## What is expected
Copy every line from the data below in which the string "this" can be found.

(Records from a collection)
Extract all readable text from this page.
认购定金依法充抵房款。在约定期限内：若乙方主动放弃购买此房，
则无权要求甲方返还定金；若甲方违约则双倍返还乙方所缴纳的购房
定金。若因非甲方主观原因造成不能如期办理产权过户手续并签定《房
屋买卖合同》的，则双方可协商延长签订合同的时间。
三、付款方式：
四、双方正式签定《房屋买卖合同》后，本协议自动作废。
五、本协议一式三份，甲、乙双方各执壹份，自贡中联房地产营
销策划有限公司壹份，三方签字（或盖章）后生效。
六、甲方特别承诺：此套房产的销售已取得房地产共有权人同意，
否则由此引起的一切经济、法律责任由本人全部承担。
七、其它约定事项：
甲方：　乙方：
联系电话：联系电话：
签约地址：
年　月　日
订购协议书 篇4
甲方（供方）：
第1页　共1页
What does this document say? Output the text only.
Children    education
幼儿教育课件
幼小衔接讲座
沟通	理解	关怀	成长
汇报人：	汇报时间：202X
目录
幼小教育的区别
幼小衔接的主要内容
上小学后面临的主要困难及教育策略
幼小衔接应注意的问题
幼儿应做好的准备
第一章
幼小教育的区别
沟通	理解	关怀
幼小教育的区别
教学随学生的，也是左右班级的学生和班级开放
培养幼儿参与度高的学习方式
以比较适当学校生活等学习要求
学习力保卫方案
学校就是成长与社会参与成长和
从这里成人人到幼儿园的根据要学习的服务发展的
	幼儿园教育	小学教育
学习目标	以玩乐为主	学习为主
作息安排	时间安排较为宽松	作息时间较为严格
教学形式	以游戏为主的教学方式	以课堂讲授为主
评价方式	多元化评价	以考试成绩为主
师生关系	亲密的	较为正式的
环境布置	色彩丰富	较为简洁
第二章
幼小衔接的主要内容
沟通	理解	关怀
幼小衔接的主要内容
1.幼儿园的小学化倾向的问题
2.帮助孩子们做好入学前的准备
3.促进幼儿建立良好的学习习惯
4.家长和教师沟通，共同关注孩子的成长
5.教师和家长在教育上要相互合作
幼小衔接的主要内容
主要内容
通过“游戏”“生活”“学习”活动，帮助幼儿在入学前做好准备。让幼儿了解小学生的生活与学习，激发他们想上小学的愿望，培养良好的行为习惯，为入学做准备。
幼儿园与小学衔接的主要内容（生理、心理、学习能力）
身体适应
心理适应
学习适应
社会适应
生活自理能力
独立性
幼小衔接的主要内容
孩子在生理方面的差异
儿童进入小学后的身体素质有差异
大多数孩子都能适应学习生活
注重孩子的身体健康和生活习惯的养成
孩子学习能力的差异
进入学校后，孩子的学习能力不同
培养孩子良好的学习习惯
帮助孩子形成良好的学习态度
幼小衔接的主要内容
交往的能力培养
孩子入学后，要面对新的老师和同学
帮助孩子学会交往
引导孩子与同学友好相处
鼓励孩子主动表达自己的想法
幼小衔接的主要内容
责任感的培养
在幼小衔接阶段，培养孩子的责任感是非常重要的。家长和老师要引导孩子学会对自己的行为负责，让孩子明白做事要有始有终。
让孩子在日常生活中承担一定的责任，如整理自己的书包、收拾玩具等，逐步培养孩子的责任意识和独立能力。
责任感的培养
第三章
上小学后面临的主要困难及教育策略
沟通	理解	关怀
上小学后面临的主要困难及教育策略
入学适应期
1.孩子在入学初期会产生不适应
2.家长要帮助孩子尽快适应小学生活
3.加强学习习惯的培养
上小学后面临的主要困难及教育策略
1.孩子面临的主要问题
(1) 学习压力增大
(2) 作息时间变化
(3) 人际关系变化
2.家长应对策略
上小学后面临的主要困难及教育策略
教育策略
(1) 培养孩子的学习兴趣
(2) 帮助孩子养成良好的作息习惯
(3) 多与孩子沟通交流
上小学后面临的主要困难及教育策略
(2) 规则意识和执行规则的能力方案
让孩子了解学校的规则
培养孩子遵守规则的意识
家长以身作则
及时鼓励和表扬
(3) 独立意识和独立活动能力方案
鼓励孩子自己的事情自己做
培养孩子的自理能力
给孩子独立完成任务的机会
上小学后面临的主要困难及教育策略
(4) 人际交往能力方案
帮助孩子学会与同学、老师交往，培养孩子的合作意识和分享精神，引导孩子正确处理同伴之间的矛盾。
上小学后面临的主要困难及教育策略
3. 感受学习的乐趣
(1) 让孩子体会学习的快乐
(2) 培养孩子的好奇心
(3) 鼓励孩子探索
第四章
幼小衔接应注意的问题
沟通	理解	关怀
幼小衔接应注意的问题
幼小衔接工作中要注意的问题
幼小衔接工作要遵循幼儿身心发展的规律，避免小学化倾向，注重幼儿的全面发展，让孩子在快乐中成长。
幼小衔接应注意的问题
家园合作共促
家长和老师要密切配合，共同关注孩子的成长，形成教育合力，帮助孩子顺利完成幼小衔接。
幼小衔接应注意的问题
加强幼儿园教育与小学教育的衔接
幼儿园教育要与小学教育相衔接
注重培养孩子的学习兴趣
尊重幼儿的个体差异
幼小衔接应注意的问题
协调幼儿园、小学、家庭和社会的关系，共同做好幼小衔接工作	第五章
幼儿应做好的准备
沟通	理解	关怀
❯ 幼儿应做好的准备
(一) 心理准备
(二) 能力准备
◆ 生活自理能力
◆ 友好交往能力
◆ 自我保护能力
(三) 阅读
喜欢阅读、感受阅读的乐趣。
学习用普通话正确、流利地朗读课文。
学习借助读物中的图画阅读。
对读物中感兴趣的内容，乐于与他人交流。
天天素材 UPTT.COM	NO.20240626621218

## Task response
Extract all readable text from this page.
What does this document say? Output the text only.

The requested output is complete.